> WHAT YOU HAVE TO DO:
Give a verbatim quotation of every record.

Saved entries:
************
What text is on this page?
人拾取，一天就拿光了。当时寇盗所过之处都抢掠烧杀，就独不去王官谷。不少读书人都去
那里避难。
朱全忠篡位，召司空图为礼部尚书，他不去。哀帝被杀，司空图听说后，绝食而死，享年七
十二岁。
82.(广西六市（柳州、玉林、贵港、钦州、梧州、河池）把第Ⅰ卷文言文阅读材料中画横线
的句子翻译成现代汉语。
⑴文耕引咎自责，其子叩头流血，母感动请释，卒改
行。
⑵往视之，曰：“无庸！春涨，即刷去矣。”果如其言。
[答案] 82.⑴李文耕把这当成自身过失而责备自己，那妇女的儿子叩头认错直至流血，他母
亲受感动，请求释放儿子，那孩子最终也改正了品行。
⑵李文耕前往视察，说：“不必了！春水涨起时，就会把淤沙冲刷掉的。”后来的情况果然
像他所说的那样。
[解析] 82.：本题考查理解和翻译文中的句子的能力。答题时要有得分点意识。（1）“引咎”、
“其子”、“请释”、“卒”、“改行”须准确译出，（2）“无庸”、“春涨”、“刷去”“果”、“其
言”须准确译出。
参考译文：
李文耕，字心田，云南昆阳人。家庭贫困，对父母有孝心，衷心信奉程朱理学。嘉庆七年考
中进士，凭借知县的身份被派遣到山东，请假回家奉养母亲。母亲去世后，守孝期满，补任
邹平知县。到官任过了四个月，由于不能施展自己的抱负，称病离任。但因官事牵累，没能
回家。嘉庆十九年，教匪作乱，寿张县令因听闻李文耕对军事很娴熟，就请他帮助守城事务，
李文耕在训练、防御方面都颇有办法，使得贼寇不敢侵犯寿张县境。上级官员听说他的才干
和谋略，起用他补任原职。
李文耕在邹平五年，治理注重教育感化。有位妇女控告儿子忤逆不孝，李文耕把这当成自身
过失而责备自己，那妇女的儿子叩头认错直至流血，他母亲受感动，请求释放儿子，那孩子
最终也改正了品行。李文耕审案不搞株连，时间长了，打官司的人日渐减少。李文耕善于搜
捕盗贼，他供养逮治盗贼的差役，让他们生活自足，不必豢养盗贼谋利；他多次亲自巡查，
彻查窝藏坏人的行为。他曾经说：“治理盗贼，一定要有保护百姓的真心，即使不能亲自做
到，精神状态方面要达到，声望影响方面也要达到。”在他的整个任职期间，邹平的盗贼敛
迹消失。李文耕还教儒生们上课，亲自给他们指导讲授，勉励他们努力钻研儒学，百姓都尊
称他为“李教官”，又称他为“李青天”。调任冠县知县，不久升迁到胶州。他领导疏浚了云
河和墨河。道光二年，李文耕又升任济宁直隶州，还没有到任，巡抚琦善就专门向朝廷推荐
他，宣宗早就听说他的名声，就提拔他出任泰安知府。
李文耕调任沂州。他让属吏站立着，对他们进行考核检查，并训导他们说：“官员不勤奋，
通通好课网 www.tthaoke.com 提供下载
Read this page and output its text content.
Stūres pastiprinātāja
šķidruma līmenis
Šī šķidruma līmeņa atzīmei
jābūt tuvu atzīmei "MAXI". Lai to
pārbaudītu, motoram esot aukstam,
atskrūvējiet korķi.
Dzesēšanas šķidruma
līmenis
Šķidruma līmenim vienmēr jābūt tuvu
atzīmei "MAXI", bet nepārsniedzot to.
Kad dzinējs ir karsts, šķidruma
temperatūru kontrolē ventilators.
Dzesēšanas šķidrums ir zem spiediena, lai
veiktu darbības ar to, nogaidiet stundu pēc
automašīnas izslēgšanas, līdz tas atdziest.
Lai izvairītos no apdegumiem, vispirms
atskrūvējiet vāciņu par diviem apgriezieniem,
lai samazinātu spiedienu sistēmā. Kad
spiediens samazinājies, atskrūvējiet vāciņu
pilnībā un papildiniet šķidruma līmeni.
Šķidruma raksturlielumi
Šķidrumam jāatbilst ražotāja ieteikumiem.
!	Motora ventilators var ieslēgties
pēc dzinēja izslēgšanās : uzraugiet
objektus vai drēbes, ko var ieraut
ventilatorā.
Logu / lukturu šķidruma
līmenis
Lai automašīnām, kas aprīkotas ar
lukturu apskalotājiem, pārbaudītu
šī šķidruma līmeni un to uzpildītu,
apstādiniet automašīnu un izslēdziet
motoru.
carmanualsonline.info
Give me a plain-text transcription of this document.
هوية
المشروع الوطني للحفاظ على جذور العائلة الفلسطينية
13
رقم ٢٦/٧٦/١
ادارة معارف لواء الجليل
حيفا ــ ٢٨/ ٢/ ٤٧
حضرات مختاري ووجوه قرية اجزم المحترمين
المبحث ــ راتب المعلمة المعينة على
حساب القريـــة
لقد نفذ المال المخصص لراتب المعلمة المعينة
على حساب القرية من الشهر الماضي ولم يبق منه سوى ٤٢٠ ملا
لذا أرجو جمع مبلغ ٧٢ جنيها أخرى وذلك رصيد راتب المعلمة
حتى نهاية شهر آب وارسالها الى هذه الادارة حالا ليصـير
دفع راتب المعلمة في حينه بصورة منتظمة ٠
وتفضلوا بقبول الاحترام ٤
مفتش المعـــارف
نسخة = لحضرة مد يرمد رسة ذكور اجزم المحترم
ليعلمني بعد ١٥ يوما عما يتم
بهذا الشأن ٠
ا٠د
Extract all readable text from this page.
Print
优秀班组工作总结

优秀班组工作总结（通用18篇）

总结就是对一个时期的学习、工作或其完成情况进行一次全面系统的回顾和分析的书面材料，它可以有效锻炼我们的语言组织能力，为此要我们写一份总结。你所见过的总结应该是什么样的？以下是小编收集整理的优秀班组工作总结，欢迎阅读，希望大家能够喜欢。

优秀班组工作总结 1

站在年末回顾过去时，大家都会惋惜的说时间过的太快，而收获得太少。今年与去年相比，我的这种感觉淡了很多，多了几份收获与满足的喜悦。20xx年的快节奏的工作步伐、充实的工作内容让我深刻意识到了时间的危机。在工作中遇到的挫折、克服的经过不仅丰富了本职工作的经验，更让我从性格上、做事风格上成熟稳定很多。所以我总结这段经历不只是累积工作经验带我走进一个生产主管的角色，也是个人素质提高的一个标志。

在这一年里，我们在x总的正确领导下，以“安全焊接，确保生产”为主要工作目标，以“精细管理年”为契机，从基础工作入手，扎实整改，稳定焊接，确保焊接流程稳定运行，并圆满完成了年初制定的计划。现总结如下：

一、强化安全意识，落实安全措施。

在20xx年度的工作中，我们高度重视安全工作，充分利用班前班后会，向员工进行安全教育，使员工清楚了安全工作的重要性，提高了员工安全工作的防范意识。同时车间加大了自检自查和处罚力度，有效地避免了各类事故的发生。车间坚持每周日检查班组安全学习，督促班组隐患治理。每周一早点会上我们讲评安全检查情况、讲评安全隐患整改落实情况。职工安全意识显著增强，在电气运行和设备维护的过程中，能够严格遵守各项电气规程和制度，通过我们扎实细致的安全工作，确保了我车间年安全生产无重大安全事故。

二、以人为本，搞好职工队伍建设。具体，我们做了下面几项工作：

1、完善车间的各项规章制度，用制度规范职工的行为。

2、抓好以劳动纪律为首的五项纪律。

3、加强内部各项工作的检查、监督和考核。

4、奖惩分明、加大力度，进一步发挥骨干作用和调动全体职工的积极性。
************
> REPLY TO THE TASK:
What text is on this page?
人拾取，一天就拿光了。当时寇盗所过之处都抢掠烧杀，就独不去王官谷。不少读书人都去
那里避难。
朱全忠篡位，召司空图为礼部尚书，他不去。哀帝被杀，司空图听说后，绝食而死，享年七
十二岁。
82.(广西六市（柳州、玉林、贵港、钦州、梧州、河池）把第Ⅰ卷文言文阅读材料中画横线
的句子翻译成现代汉语。
⑴文耕引咎自责，其子叩头流血，母感动请释，卒改
行。
⑵往视之，曰：“无庸！春涨，即刷去矣。”果如其言。
[答案] 82.⑴李文耕把这当成自身过失而责备自己，那妇女的儿子叩头认错直至流血，他母
亲受感动，请求释放儿子，那孩子最终也改正了品行。
⑵李文耕前往视察，说：“不必了！春水涨起时，就会把淤沙冲刷掉的。”后来的情况果然
像他所说的那样。
[解析] 82.：本题考查理解和翻译文中的句子的能力。答题时要有得分点意识。（1）“引咎”、
“其子”、“请释”、“卒”、“改行”须准确译出，（2）“无庸”、“春涨”、“刷去”“果”、“其
言”须准确译出。
参考译文：
李文耕，字心田，云南昆阳人。家庭贫困，对父母有孝心，衷心信奉程朱理学。嘉庆七年考
中进士，凭借知县的身份被派遣到山东，请假回家奉养母亲。母亲去世后，守孝期满，补任
邹平知县。到官任过了四个月，由于不能施展自己的抱负，称病离任。但因官事牵累，没能
回家。嘉庆十九年，教匪作乱，寿张县令因听闻李文耕对军事很娴熟，就请他帮助守城事务，
李文耕在训练、防御方面都颇有办法，使得贼寇不敢侵犯寿张县境。上级官员听说他的才干
和谋略，起用他补任原职。
李文耕在邹平五年，治理注重教育感化。有位妇女控告儿子忤逆不孝，李文耕把这当成自身
过失而责备自己，那妇女的儿子叩头认错直至流血，他母亲受感动，请求释放儿子，那孩子
最终也改正了品行。李文耕审案不搞株连，时间长了，打官司的人日渐减少。李文耕善于搜
捕盗贼，他供养逮治盗贼的差役，让他们生活自足，不必豢养盗贼谋利；他多次亲自巡查，
彻查窝藏坏人的行为。他曾经说：“治理盗贼，一定要有保护百姓的真心，即使不能亲自做
到，精神状态方面要达到，声望影响方面也要达到。”在他的整个任职期间，邹平的盗贼敛
迹消失。李文耕还教儒生们上课，亲自给他们指导讲授，勉励他们努力钻研儒学，百姓都尊
称他为“李教官”，又称他为“李青天”。调任冠县知县，不久升迁到胶州。他领导疏浚了云
河和墨河。道光二年，李文耕又升任济宁直隶州，还没有到任，巡抚琦善就专门向朝廷推荐
他，宣宗早就听说他的名声，就提拔他出任泰安知府。
李文耕调任沂州。他让属吏站立着，对他们进行考核检查，并训导他们说：“官员不勤奋，
通通好课网 www.tthaoke.com 提供下载
Read this page and output its text content.
Stūres pastiprinātāja
šķidruma līmenis
Šī šķidruma līmeņa atzīmei
jābūt tuvu atzīmei "MAXI". Lai to
pārbaudītu, motoram esot aukstam,
atskrūvējiet korķi.
Dzesēšanas šķidruma
līmenis
Šķidruma līmenim vienmēr jābūt tuvu
atzīmei "MAXI", bet nepārsniedzot to.
Kad dzinējs ir karsts, šķidruma
temperatūru kontrolē ventilators.
Dzesēšanas šķidrums ir zem spiediena, lai
veiktu darbības ar to, nogaidiet stundu pēc
automašīnas izslēgšanas, līdz tas atdziest.
Lai izvairītos no apdegumiem, vispirms
atskrūvējiet vāciņu par diviem apgriezieniem,
lai samazinātu spiedienu sistēmā. Kad
spiediens samazinājies, atskrūvējiet vāciņu
pilnībā un papildiniet šķidruma līmeni.
Šķidruma raksturlielumi
Šķidrumam jāatbilst ražotāja ieteikumiem.
!	Motora ventilators var ieslēgties
pēc dzinēja izslēgšanās : uzraugiet
objektus vai drēbes, ko var ieraut
ventilatorā.
Logu / lukturu šķidruma
līmenis
Lai automašīnām, kas aprīkotas ar
lukturu apskalotājiem, pārbaudītu
šī šķidruma līmeni un to uzpildītu,
apstādiniet automašīnu un izslēdziet
motoru.
carmanualsonline.info
Give me a plain-text transcription of this document.
هوية
المشروع الوطني للحفاظ على جذور العائلة الفلسطينية
13
رقم ٢٦/٧٦/١
ادارة معارف لواء الجليل
حيفا ــ ٢٨/ ٢/ ٤٧
حضرات مختاري ووجوه قرية اجزم المحترمين
المبحث ــ راتب المعلمة المعينة على
حساب القريـــة
لقد نفذ المال المخصص لراتب المعلمة المعينة
على حساب القرية من الشهر الماضي ولم يبق منه سوى ٤٢٠ ملا
لذا أرجو جمع مبلغ ٧٢ جنيها أخرى وذلك رصيد راتب المعلمة
حتى نهاية شهر آب وارسالها الى هذه الادارة حالا ليصـير
دفع راتب المعلمة في حينه بصورة منتظمة ٠
وتفضلوا بقبول الاحترام ٤
مفتش المعـــارف
نسخة = لحضرة مد يرمد رسة ذكور اجزم المحترم
ليعلمني بعد ١٥ يوما عما يتم
بهذا الشأن ٠
ا٠د
Extract all readable text from this page.
Print
优秀班组工作总结

优秀班组工作总结（通用18篇）

总结就是对一个时期的学习、工作或其完成情况进行一次全面系统的回顾和分析的书面材料，它可以有效锻炼我们的语言组织能力，为此要我们写一份总结。你所见过的总结应该是什么样的？以下是小编收集整理的优秀班组工作总结，欢迎阅读，希望大家能够喜欢。

优秀班组工作总结 1

站在年末回顾过去时，大家都会惋惜的说时间过的太快，而收获得太少。今年与去年相比，我的这种感觉淡了很多，多了几份收获与满足的喜悦。20xx年的快节奏的工作步伐、充实的工作内容让我深刻意识到了时间的危机。在工作中遇到的挫折、克服的经过不仅丰富了本职工作的经验，更让我从性格上、做事风格上成熟稳定很多。所以我总结这段经历不只是累积工作经验带我走进一个生产主管的角色，也是个人素质提高的一个标志。

在这一年里，我们在x总的正确领导下，以“安全焊接，确保生产”为主要工作目标，以“精细管理年”为契机，从基础工作入手，扎实整改，稳定焊接，确保焊接流程稳定运行，并圆满完成了年初制定的计划。现总结如下：

一、强化安全意识，落实安全措施。

在20xx年度的工作中，我们高度重视安全工作，充分利用班前班后会，向员工进行安全教育，使员工清楚了安全工作的重要性，提高了员工安全工作的防范意识。同时车间加大了自检自查和处罚力度，有效地避免了各类事故的发生。车间坚持每周日检查班组安全学习，督促班组隐患治理。每周一早点会上我们讲评安全检查情况、讲评安全隐患整改落实情况。职工安全意识显著增强，在电气运行和设备维护的过程中，能够严格遵守各项电气规程和制度，通过我们扎实细致的安全工作，确保了我车间年安全生产无重大安全事故。

二、以人为本，搞好职工队伍建设。具体，我们做了下面几项工作：

1、完善车间的各项规章制度，用制度规范职工的行为。

2、抓好以劳动纪律为首的五项纪律。

3、加强内部各项工作的检查、监督和考核。

4、奖惩分明、加大力度，进一步发挥骨干作用和调动全体职工的积极性。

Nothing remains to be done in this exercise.